**What you are asked to do**
In full and without alteration, repeat the material.

○ ○ ○ ○ ○

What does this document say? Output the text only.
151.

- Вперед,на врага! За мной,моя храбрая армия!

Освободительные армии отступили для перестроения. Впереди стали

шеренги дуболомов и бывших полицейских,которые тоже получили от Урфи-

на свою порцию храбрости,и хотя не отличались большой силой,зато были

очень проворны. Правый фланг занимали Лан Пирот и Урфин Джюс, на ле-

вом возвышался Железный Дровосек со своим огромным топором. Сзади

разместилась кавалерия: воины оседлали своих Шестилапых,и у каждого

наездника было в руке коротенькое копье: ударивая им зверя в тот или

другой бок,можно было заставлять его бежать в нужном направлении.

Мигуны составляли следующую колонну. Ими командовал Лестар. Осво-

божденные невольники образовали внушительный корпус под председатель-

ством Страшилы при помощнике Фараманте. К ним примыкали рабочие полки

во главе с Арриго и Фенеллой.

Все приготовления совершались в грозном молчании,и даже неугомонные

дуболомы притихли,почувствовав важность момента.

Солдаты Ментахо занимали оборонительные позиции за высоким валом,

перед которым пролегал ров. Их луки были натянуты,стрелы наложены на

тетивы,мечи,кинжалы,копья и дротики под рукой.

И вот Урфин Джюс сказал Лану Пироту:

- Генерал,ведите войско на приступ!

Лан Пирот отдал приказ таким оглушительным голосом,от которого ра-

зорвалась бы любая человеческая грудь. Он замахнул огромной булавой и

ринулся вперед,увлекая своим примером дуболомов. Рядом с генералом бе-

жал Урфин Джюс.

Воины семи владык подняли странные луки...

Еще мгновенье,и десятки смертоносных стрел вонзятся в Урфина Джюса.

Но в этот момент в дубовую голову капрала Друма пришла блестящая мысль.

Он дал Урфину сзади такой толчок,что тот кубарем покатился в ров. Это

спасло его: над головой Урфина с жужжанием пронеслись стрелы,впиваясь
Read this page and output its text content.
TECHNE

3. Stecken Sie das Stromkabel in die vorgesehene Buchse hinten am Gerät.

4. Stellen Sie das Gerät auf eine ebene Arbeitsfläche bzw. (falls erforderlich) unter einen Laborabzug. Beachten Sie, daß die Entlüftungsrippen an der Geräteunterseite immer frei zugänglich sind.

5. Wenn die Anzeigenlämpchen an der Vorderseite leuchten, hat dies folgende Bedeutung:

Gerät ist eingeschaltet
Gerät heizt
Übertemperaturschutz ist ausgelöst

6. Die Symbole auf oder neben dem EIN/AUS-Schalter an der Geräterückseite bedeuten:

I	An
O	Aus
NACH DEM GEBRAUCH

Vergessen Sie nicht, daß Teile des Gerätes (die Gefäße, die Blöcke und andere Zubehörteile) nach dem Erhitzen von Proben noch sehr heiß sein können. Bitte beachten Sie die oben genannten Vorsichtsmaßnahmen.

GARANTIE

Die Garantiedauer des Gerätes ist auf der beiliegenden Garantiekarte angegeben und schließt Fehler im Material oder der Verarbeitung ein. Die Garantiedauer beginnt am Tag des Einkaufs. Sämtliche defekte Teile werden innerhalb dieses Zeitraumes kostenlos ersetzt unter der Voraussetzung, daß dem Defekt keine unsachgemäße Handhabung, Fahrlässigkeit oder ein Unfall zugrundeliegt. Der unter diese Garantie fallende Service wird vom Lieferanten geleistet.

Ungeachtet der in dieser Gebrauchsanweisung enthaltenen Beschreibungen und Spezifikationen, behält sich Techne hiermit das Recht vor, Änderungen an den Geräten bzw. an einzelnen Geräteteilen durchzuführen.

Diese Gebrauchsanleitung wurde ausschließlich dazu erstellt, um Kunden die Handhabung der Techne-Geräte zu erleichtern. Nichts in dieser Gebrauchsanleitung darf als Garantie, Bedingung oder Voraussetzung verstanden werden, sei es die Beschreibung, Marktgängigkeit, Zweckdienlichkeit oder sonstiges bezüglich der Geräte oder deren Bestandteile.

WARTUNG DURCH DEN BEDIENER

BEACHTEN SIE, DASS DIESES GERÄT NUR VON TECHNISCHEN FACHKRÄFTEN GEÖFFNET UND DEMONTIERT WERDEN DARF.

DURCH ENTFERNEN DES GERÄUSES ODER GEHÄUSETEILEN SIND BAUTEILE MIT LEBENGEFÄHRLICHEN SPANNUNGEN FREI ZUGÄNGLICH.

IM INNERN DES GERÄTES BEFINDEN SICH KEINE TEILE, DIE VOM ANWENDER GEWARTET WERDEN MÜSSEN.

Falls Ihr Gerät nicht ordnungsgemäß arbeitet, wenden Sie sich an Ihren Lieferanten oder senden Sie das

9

○ ○ ○ ○ ○

**Finished exercise**
What does this document say? Output the text only.
151.

- Вперед,на врага! За мной,моя храбрая армия!

Освободительные армии отступили для перестроения. Впереди стали

шеренги дуболомов и бывших полицейских,которые тоже получили от Урфи-

на свою порцию храбрости,и хотя не отличались большой силой,зато были

очень проворны. Правый фланг занимали Лан Пирот и Урфин Джюс, на ле-

вом возвышался Железный Дровосек со своим огромным топором. Сзади

разместилась кавалерия: воины оседлали своих Шестилапых,и у каждого

наездника было в руке коротенькое копье: ударивая им зверя в тот или

другой бок,можно было заставлять его бежать в нужном направлении.

Мигуны составляли следующую колонну. Ими командовал Лестар. Осво-

божденные невольники образовали внушительный корпус под председатель-

ством Страшилы при помощнике Фараманте. К ним примыкали рабочие полки

во главе с Арриго и Фенеллой.

Все приготовления совершались в грозном молчании,и даже неугомонные

дуболомы притихли,почувствовав важность момента.

Солдаты Ментахо занимали оборонительные позиции за высоким валом,

перед которым пролегал ров. Их луки были натянуты,стрелы наложены на

тетивы,мечи,кинжалы,копья и дротики под рукой.

И вот Урфин Джюс сказал Лану Пироту:

- Генерал,ведите войско на приступ!

Лан Пирот отдал приказ таким оглушительным голосом,от которого ра-

зорвалась бы любая человеческая грудь. Он замахнул огромной булавой и

ринулся вперед,увлекая своим примером дуболомов. Рядом с генералом бе-

жал Урфин Джюс.

Воины семи владык подняли странные луки...

Еще мгновенье,и десятки смертоносных стрел вонзятся в Урфина Джюса.

Но в этот момент в дубовую голову капрала Друма пришла блестящая мысль.

Он дал Урфину сзади такой толчок,что тот кубарем покатился в ров. Это

спасло его: над головой Урфина с жужжанием пронеслись стрелы,впиваясь
Read this page and output its text content.
TECHNE

3. Stecken Sie das Stromkabel in die vorgesehene Buchse hinten am Gerät.

4. Stellen Sie das Gerät auf eine ebene Arbeitsfläche bzw. (falls erforderlich) unter einen Laborabzug. Beachten Sie, daß die Entlüftungsrippen an der Geräteunterseite immer frei zugänglich sind.

5. Wenn die Anzeigenlämpchen an der Vorderseite leuchten, hat dies folgende Bedeutung:

Gerät ist eingeschaltet
Gerät heizt
Übertemperaturschutz ist ausgelöst

6. Die Symbole auf oder neben dem EIN/AUS-Schalter an der Geräterückseite bedeuten:

I	An
O	Aus
NACH DEM GEBRAUCH

Vergessen Sie nicht, daß Teile des Gerätes (die Gefäße, die Blöcke und andere Zubehörteile) nach dem Erhitzen von Proben noch sehr heiß sein können. Bitte beachten Sie die oben genannten Vorsichtsmaßnahmen.

GARANTIE

Die Garantiedauer des Gerätes ist auf der beiliegenden Garantiekarte angegeben und schließt Fehler im Material oder der Verarbeitung ein. Die Garantiedauer beginnt am Tag des Einkaufs. Sämtliche defekte Teile werden innerhalb dieses Zeitraumes kostenlos ersetzt unter der Voraussetzung, daß dem Defekt keine unsachgemäße Handhabung, Fahrlässigkeit oder ein Unfall zugrundeliegt. Der unter diese Garantie fallende Service wird vom Lieferanten geleistet.

Ungeachtet der in dieser Gebrauchsanweisung enthaltenen Beschreibungen und Spezifikationen, behält sich Techne hiermit das Recht vor, Änderungen an den Geräten bzw. an einzelnen Geräteteilen durchzuführen.

Diese Gebrauchsanleitung wurde ausschließlich dazu erstellt, um Kunden die Handhabung der Techne-Geräte zu erleichtern. Nichts in dieser Gebrauchsanleitung darf als Garantie, Bedingung oder Voraussetzung verstanden werden, sei es die Beschreibung, Marktgängigkeit, Zweckdienlichkeit oder sonstiges bezüglich der Geräte oder deren Bestandteile.

WARTUNG DURCH DEN BEDIENER

BEACHTEN SIE, DASS DIESES GERÄT NUR VON TECHNISCHEN FACHKRÄFTEN GEÖFFNET UND DEMONTIERT WERDEN DARF.

DURCH ENTFERNEN DES GERÄUSES ODER GEHÄUSETEILEN SIND BAUTEILE MIT LEBENGEFÄHRLICHEN SPANNUNGEN FREI ZUGÄNGLICH.

IM INNERN DES GERÄTES BEFINDEN SICH KEINE TEILE, DIE VOM ANWENDER GEWARTET WERDEN MÜSSEN.

Falls Ihr Gerät nicht ordnungsgemäß arbeitet, wenden Sie sich an Ihren Lieferanten oder senden Sie das

9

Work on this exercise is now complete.